DIRECTIVE >> Note how many lines hold "Turkana" and report that number by itself.
============================================================
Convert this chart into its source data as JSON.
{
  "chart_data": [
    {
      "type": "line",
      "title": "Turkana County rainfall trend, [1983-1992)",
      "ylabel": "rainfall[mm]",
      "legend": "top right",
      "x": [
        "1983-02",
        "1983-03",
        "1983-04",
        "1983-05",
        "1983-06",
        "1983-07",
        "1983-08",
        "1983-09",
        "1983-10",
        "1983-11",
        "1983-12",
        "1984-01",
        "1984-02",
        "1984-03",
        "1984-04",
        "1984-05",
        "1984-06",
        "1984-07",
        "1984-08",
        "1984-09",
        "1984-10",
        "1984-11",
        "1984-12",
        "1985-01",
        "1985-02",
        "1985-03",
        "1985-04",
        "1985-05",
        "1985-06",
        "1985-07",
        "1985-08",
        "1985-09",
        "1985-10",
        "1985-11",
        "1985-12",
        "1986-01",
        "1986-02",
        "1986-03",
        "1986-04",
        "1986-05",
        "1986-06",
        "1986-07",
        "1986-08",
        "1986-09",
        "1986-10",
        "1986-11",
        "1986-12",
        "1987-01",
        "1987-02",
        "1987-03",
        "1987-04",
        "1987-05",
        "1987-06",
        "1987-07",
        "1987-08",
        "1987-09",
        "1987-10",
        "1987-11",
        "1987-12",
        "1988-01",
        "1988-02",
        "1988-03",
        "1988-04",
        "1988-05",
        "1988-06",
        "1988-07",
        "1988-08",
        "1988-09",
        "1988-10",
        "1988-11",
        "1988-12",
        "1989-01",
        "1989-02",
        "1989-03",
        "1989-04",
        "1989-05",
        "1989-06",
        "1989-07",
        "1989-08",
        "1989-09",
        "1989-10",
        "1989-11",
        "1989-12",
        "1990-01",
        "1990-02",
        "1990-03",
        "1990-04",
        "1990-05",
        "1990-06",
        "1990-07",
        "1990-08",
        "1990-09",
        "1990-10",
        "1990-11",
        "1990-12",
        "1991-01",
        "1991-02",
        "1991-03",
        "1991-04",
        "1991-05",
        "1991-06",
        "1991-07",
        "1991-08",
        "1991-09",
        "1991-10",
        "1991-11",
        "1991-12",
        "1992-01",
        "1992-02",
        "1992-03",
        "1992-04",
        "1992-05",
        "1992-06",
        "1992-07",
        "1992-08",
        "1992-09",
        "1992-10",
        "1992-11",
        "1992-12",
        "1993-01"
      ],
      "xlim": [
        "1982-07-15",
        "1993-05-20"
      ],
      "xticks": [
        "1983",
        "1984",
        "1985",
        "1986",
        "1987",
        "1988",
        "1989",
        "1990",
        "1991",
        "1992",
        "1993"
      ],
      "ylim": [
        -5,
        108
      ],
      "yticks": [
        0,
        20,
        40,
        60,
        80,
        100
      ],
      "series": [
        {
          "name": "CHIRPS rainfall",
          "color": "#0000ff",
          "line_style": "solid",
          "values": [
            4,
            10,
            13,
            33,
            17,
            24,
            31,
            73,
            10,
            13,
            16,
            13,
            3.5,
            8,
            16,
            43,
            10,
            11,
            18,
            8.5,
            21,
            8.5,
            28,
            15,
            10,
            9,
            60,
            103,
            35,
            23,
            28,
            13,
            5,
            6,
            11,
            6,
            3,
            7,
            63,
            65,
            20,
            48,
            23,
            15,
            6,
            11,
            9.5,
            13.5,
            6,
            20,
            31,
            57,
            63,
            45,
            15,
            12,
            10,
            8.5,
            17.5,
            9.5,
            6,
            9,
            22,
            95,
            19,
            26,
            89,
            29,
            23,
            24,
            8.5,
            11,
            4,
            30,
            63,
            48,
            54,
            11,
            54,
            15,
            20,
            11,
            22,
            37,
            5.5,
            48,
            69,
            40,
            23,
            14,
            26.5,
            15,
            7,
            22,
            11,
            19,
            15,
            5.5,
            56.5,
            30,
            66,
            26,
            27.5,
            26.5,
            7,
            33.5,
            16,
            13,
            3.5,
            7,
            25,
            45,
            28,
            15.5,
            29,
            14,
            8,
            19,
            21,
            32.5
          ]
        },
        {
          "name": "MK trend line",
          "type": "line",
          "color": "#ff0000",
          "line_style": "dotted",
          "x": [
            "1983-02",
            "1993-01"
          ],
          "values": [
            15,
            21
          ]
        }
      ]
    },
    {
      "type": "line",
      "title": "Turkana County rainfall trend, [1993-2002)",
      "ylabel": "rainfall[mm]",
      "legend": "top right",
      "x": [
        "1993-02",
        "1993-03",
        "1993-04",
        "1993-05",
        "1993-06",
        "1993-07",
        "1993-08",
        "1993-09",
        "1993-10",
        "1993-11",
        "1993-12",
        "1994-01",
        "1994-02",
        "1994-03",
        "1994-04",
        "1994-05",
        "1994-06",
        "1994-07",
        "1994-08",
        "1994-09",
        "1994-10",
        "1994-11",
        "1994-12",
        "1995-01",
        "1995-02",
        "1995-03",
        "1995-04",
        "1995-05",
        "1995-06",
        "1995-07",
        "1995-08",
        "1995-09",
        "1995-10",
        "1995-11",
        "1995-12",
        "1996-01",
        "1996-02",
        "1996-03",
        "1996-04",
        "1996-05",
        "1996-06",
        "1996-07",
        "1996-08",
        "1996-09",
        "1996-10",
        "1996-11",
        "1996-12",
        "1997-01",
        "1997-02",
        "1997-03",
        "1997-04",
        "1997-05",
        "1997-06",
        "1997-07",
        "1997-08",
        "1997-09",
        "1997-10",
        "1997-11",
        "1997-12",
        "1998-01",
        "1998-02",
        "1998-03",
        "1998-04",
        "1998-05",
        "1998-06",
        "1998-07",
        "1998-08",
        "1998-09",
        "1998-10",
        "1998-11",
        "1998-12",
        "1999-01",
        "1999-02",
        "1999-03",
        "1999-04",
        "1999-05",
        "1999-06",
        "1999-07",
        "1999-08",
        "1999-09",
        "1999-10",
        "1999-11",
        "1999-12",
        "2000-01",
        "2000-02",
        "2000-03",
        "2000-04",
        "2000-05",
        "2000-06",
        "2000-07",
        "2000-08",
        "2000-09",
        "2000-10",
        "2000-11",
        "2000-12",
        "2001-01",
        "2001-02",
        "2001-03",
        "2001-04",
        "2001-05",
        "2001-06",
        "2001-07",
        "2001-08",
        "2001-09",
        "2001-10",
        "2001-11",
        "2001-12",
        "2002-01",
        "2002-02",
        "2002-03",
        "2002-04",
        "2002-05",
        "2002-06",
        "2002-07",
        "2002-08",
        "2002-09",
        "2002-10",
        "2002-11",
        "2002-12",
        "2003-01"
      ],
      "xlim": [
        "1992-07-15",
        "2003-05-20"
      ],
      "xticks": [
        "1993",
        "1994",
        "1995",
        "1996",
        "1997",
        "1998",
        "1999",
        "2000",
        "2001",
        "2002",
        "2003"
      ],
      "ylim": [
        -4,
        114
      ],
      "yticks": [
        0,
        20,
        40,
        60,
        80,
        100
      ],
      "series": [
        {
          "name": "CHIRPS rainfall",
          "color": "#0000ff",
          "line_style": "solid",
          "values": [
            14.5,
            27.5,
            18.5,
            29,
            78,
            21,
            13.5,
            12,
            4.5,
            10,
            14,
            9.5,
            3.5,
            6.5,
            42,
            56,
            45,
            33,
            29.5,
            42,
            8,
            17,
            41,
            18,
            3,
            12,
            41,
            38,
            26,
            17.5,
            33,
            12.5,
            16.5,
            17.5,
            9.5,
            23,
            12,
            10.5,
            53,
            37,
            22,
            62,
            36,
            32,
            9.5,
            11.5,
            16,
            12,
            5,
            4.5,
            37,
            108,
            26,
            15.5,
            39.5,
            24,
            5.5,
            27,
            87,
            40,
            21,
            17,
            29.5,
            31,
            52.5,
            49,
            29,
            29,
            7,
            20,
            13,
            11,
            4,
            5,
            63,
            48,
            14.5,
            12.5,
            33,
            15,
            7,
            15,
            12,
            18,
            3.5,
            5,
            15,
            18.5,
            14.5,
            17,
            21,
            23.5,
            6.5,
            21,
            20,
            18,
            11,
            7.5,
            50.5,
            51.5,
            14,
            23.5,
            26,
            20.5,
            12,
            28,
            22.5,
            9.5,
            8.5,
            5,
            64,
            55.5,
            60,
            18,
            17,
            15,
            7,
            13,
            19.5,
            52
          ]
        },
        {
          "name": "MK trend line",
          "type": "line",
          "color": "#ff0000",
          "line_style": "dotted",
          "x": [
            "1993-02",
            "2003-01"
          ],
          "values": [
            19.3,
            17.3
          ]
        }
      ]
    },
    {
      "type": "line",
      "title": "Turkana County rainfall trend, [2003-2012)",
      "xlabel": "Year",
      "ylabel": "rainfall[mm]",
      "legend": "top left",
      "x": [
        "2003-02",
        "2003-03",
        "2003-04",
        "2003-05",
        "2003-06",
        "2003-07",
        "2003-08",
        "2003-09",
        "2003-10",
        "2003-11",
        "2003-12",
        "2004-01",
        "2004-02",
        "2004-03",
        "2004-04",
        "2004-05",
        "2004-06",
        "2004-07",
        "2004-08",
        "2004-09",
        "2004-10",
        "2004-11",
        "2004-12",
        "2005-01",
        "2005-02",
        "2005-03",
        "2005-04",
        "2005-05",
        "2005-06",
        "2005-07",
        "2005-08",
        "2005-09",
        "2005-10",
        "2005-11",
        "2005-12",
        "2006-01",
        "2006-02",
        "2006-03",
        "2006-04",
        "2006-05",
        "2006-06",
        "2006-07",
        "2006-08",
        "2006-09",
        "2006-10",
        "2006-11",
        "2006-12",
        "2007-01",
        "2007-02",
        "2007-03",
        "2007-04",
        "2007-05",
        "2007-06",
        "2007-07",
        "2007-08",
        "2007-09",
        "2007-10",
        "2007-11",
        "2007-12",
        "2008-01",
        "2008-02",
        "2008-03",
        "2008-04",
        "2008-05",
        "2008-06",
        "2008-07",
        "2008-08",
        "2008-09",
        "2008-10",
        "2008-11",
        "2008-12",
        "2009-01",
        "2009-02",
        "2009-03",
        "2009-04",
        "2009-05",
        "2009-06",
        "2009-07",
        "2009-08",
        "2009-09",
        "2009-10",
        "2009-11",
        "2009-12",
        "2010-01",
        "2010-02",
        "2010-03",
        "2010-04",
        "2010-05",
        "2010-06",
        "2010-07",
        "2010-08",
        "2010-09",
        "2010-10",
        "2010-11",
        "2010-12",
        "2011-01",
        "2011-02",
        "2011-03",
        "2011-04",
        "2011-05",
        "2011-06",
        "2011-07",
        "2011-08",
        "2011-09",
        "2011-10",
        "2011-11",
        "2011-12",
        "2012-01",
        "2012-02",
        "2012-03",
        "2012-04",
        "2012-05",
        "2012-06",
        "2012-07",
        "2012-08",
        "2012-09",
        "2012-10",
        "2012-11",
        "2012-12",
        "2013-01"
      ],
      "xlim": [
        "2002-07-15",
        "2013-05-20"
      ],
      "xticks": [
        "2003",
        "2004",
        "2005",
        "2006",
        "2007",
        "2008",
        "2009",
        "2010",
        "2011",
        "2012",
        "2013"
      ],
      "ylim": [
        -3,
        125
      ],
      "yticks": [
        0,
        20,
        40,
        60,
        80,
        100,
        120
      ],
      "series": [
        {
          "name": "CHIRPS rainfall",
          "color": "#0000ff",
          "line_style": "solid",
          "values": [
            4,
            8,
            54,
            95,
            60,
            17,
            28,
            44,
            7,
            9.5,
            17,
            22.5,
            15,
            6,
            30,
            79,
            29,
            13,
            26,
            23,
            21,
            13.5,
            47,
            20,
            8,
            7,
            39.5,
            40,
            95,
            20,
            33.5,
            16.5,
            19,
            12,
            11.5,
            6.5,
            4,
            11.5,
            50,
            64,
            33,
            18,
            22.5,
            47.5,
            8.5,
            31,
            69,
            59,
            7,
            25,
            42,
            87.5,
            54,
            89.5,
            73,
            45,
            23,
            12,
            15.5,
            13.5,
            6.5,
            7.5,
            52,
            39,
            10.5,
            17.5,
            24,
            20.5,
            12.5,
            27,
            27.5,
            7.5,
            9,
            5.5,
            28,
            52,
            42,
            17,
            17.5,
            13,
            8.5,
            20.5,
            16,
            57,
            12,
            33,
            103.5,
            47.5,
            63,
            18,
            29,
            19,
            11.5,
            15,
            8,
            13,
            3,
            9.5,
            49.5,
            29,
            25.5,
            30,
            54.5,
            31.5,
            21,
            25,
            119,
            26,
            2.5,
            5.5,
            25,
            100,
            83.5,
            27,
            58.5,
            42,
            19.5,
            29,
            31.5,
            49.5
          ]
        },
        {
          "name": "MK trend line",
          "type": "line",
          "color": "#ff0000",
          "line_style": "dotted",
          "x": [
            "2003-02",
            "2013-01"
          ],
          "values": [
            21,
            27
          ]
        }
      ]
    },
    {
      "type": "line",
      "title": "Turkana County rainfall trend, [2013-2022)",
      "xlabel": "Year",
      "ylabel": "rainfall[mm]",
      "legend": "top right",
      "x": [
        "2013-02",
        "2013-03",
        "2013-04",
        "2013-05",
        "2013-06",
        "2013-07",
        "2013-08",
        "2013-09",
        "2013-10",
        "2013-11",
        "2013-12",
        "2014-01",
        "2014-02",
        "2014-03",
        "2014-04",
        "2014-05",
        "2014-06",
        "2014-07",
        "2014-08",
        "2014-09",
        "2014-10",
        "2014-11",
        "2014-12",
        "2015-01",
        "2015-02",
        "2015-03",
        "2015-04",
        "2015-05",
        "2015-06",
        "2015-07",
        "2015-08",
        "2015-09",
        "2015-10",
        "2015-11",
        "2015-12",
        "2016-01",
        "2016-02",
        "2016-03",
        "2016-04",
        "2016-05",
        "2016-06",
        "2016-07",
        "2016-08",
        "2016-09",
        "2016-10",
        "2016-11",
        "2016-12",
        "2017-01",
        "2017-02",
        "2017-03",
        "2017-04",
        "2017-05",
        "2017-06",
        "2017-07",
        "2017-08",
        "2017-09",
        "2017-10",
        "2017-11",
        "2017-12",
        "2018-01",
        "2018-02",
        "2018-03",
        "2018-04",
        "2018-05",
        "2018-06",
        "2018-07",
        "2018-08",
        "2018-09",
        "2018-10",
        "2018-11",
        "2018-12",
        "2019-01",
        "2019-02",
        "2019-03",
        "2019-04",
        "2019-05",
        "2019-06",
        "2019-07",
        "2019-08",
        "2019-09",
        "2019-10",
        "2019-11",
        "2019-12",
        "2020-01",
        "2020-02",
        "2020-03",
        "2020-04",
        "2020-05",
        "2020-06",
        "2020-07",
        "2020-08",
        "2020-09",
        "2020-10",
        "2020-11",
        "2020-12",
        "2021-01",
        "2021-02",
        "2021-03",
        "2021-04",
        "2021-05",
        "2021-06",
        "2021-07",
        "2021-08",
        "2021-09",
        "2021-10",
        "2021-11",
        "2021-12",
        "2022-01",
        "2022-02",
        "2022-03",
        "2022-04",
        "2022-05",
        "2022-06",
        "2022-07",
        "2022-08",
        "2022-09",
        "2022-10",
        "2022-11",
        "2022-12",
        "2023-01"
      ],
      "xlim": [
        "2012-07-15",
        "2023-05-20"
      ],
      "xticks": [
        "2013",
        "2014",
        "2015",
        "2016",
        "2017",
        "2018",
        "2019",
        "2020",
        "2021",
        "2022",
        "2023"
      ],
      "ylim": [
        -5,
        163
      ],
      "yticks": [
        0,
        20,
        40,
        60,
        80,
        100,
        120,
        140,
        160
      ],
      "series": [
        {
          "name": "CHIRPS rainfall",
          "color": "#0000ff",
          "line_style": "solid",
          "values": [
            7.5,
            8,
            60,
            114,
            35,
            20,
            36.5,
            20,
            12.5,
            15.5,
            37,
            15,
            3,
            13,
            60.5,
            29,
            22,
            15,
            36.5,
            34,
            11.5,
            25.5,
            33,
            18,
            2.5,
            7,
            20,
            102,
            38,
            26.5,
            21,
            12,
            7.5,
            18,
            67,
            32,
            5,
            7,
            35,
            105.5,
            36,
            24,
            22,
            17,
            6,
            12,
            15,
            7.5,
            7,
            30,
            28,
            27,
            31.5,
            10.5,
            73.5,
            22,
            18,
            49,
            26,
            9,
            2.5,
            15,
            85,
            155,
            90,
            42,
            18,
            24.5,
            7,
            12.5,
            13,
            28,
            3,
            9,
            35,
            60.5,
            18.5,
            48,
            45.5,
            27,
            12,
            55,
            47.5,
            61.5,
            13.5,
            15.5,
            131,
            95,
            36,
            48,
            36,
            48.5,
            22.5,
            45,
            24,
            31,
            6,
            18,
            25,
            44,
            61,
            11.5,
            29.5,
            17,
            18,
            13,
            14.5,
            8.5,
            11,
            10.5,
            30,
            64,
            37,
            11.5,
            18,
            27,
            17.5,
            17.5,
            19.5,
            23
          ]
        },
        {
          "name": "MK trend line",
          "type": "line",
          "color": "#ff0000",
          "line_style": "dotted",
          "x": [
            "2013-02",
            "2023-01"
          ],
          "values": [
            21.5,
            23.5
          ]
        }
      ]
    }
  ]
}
============================================================
CORRECT ANSWER >> 4